▸ **Supplied material**
++++++++++++++++++++
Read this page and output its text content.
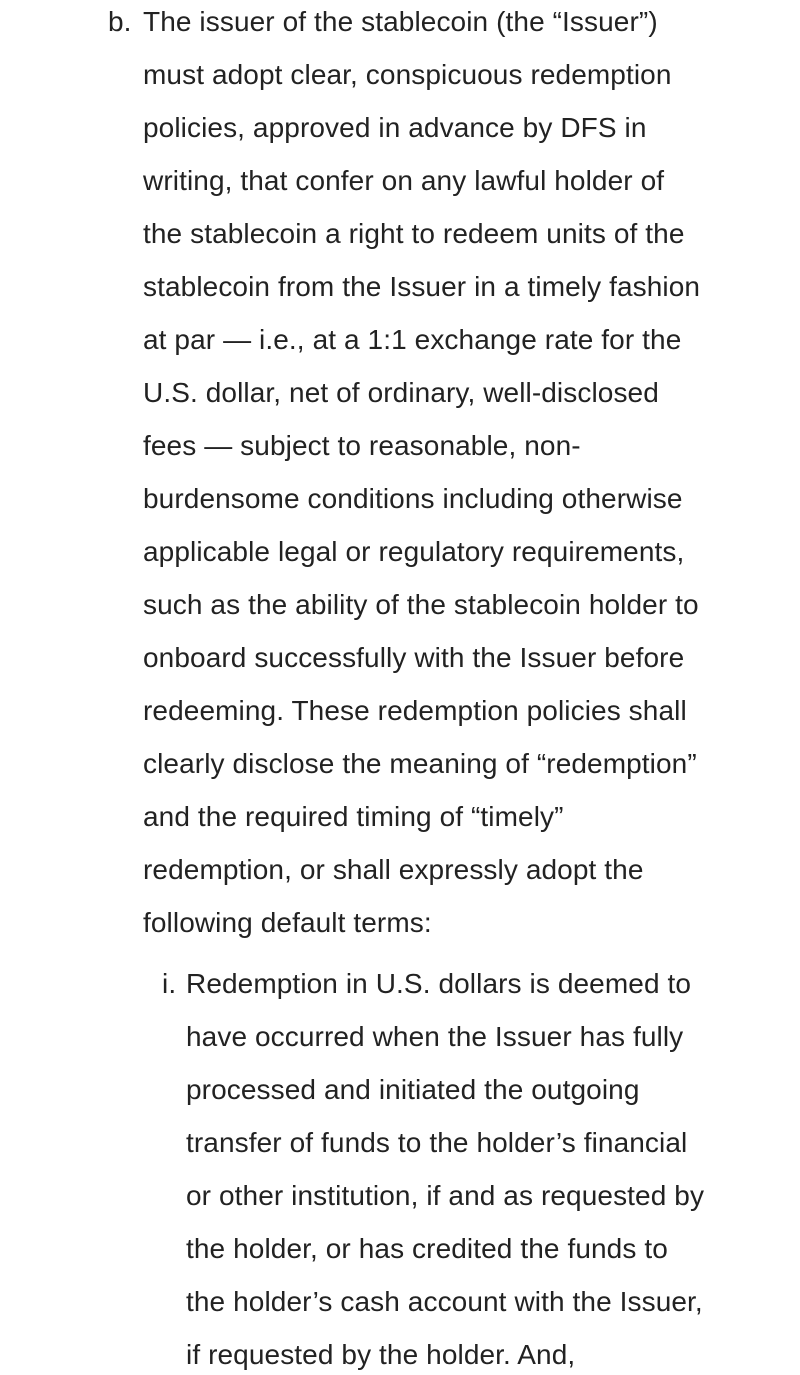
b. The issuer of the stablecoin (the “Issuer”)
must adopt clear, conspicuous redemption
policies, approved in advance by DFS in
writing, that confer on any lawful holder of
the stablecoin a right to redeem units of the
stablecoin from the Issuer in a timely fashion
at par — i.e., at a 1:1 exchange rate for the
U.S. dollar, net of ordinary, well-disclosed
fees — subject to reasonable, non-
burdensome conditions including otherwise
applicable legal or regulatory requirements,
such as the ability of the stablecoin holder to
onboard successfully with the Issuer before
redeeming. These redemption policies shall
clearly disclose the meaning of “redemption”
and the required timing of “timely”
redemption, or shall expressly adopt the
following default terms:
i. Redemption in U.S. dollars is deemed to
have occurred when the Issuer has fully
processed and initiated the outgoing
transfer of funds to the holder’s financial
or other institution, if and as requested by
the holder, or has credited the funds to
the holder’s cash account with the Issuer,
if requested by the holder. And,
++++++++++++++++++++
▸ **Instructions for the task**
Leave the pictures out and output the rest of the listing exactly.

▸ **Solution to this exercise**
Read this page and output its text content.
b. The issuer of the stablecoin (the “Issuer”)
must adopt clear, conspicuous redemption
policies, approved in advance by DFS in
writing, that confer on any lawful holder of
the stablecoin a right to redeem units of the
stablecoin from the Issuer in a timely fashion
at par — i.e., at a 1:1 exchange rate for the
U.S. dollar, net of ordinary, well-disclosed
fees — subject to reasonable, non-
burdensome conditions including otherwise
applicable legal or regulatory requirements,
such as the ability of the stablecoin holder to
onboard successfully with the Issuer before
redeeming. These redemption policies shall
clearly disclose the meaning of “redemption”
and the required timing of “timely”
redemption, or shall expressly adopt the
following default terms:
i. Redemption in U.S. dollars is deemed to
have occurred when the Issuer has fully
processed and initiated the outgoing
transfer of funds to the holder’s financial
or other institution, if and as requested by
the holder, or has credited the funds to
the holder’s cash account with the Issuer,
if requested by the holder. And,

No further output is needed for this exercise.